(Dataset entries)

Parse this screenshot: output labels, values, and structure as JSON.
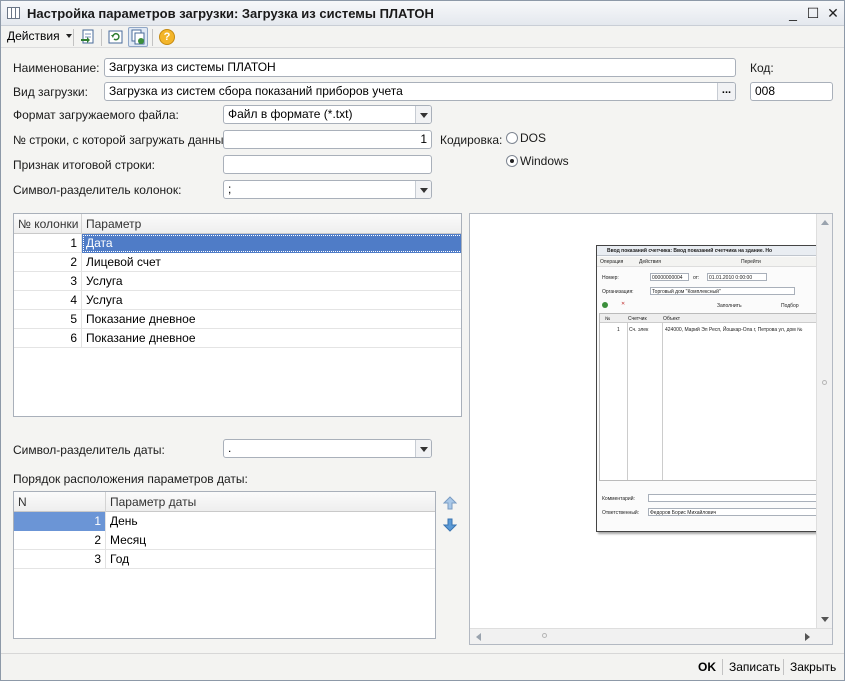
{
  "window": {
    "title": "Настройка параметров загрузки: Загрузка из системы ПЛАТОН",
    "minimize": "_",
    "maximize": "☐",
    "close": "✕"
  },
  "toolbar": {
    "actions_label": "Действия",
    "help_glyph": "?"
  },
  "form": {
    "name_label": "Наименование:",
    "name_value": "Загрузка из системы ПЛАТОН",
    "code_label": "Код:",
    "code_value": "008",
    "load_type_label": "Вид загрузки:",
    "load_type_value": "Загрузка из систем сбора показаний приборов учета",
    "load_type_button": "...",
    "file_format_label": "Формат загружаемого файла:",
    "file_format_value": "Файл в формате (*.txt)",
    "start_row_label": "№ строки, с которой загружать данные:",
    "start_row_value": "1",
    "encoding_label": "Кодировка:",
    "encoding_options": [
      "DOS",
      "Windows"
    ],
    "encoding_selected": "Windows",
    "total_row_label": "Признак итоговой строки:",
    "total_row_value": "",
    "column_sep_label": "Символ-разделитель колонок:",
    "column_sep_value": ";",
    "date_sep_label": "Символ-разделитель даты:",
    "date_sep_value": ".",
    "date_order_label": "Порядок расположения параметров даты:"
  },
  "columns_table": {
    "headers": [
      "№ колонки",
      "Параметр"
    ],
    "rows": [
      {
        "n": "1",
        "param": "Дата"
      },
      {
        "n": "2",
        "param": "Лицевой счет"
      },
      {
        "n": "3",
        "param": "Услуга"
      },
      {
        "n": "4",
        "param": "Услуга"
      },
      {
        "n": "5",
        "param": "Показание дневное"
      },
      {
        "n": "6",
        "param": "Показание дневное"
      }
    ]
  },
  "date_table": {
    "headers": [
      "N",
      "Параметр даты"
    ],
    "rows": [
      {
        "n": "1",
        "param": "День"
      },
      {
        "n": "2",
        "param": "Месяц"
      },
      {
        "n": "3",
        "param": "Год"
      }
    ]
  },
  "preview": {
    "title": "Ввод показаний счетчика: Ввод показаний счетчика на здание. Но",
    "toolbar": [
      "Операция",
      "Действия",
      "Перейти"
    ],
    "number_label": "Номер:",
    "number_value": "00000000004",
    "date_from_label": "от:",
    "date_value": "01.01.2010 0:00:00",
    "org_label": "Организация:",
    "org_value": "Торговый дом \"Комплексный\"",
    "tb2": [
      "Заполнить",
      "Подбор"
    ],
    "grid_headers": [
      "№",
      "Счетчик",
      "Объект"
    ],
    "grid_row": {
      "n": "1",
      "meter": "Сч. элек",
      "object": "424000, Марий Эл Респ, Йошкар-Ола г, Петрова ул, дом №"
    },
    "comment_label": "Комментарий:",
    "responsible_label": "Ответственный:",
    "responsible_value": "Федоров Борис Михайлович"
  },
  "footer": {
    "ok": "OK",
    "save": "Записать",
    "close": "Закрыть"
  }
}
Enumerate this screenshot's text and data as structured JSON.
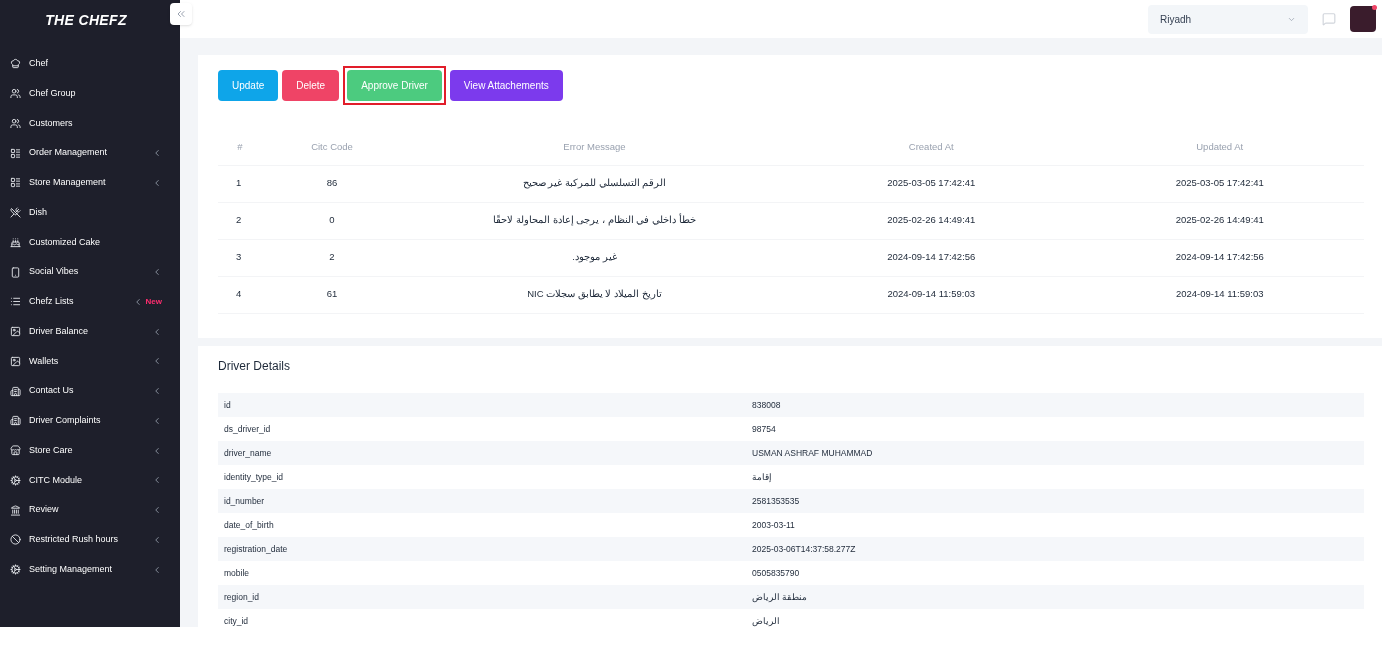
{
  "brand": "THE CHEFZ",
  "sidebar": {
    "items": [
      {
        "label": "Chef",
        "submenu": false
      },
      {
        "label": "Chef Group",
        "submenu": false
      },
      {
        "label": "Customers",
        "submenu": false
      },
      {
        "label": "Order Management",
        "submenu": true
      },
      {
        "label": "Store Management",
        "submenu": true
      },
      {
        "label": "Dish",
        "submenu": false
      },
      {
        "label": "Customized Cake",
        "submenu": false
      },
      {
        "label": "Social Vibes",
        "submenu": true
      },
      {
        "label": "Chefz Lists",
        "submenu": true,
        "badge": "New"
      },
      {
        "label": "Driver Balance",
        "submenu": true
      },
      {
        "label": "Wallets",
        "submenu": true
      },
      {
        "label": "Contact Us",
        "submenu": true
      },
      {
        "label": "Driver Complaints",
        "submenu": true
      },
      {
        "label": "Store Care",
        "submenu": true
      },
      {
        "label": "CITC Module",
        "submenu": true
      },
      {
        "label": "Review",
        "submenu": true
      },
      {
        "label": "Restricted Rush hours",
        "submenu": true
      },
      {
        "label": "Setting Management",
        "submenu": true
      }
    ]
  },
  "topbar": {
    "city": "Riyadh"
  },
  "actions": [
    {
      "label": "Update",
      "kind": "info",
      "highlighted": false
    },
    {
      "label": "Delete",
      "kind": "danger",
      "highlighted": false
    },
    {
      "label": "Approve Driver",
      "kind": "success",
      "highlighted": true
    },
    {
      "label": "View Attachements",
      "kind": "purple",
      "highlighted": false
    }
  ],
  "errors_table": {
    "columns": [
      "#",
      "Citc Code",
      "Error Message",
      "Created At",
      "Updated At"
    ],
    "rows": [
      [
        "1",
        "86",
        "الرقم التسلسلي للمركبة غير صحيح",
        "2025-03-05 17:42:41",
        "2025-03-05 17:42:41"
      ],
      [
        "2",
        "0",
        "خطأ داخلي في النظام ، يرجى إعادة المحاولة لاحقًا",
        "2025-02-26 14:49:41",
        "2025-02-26 14:49:41"
      ],
      [
        "3",
        "2",
        "غير موجود.",
        "2024-09-14 17:42:56",
        "2024-09-14 17:42:56"
      ],
      [
        "4",
        "61",
        "تاريخ الميلاد لا يطابق سجلات NIC",
        "2024-09-14 11:59:03",
        "2024-09-14 11:59:03"
      ]
    ]
  },
  "driver_details": {
    "title": "Driver Details",
    "rows": [
      {
        "key": "id",
        "value": "838008"
      },
      {
        "key": "ds_driver_id",
        "value": "98754"
      },
      {
        "key": "driver_name",
        "value": "USMAN ASHRAF MUHAMMAD"
      },
      {
        "key": "identity_type_id",
        "value": "إقامة"
      },
      {
        "key": "id_number",
        "value": "2581353535"
      },
      {
        "key": "date_of_birth",
        "value": "2003-03-11"
      },
      {
        "key": "registration_date",
        "value": "2025-03-06T14:37:58.277Z"
      },
      {
        "key": "mobile",
        "value": "0505835790"
      },
      {
        "key": "region_id",
        "value": "منطقة الرياض"
      },
      {
        "key": "city_id",
        "value": "الرياض"
      }
    ]
  }
}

(Your task)
Where a line in the entries holds "JSON", copy that line.

(Exercise response)
Parse this screenshot: output labels, values, and structure as JSON.
Enumerate this screenshot's text and data as structured JSON.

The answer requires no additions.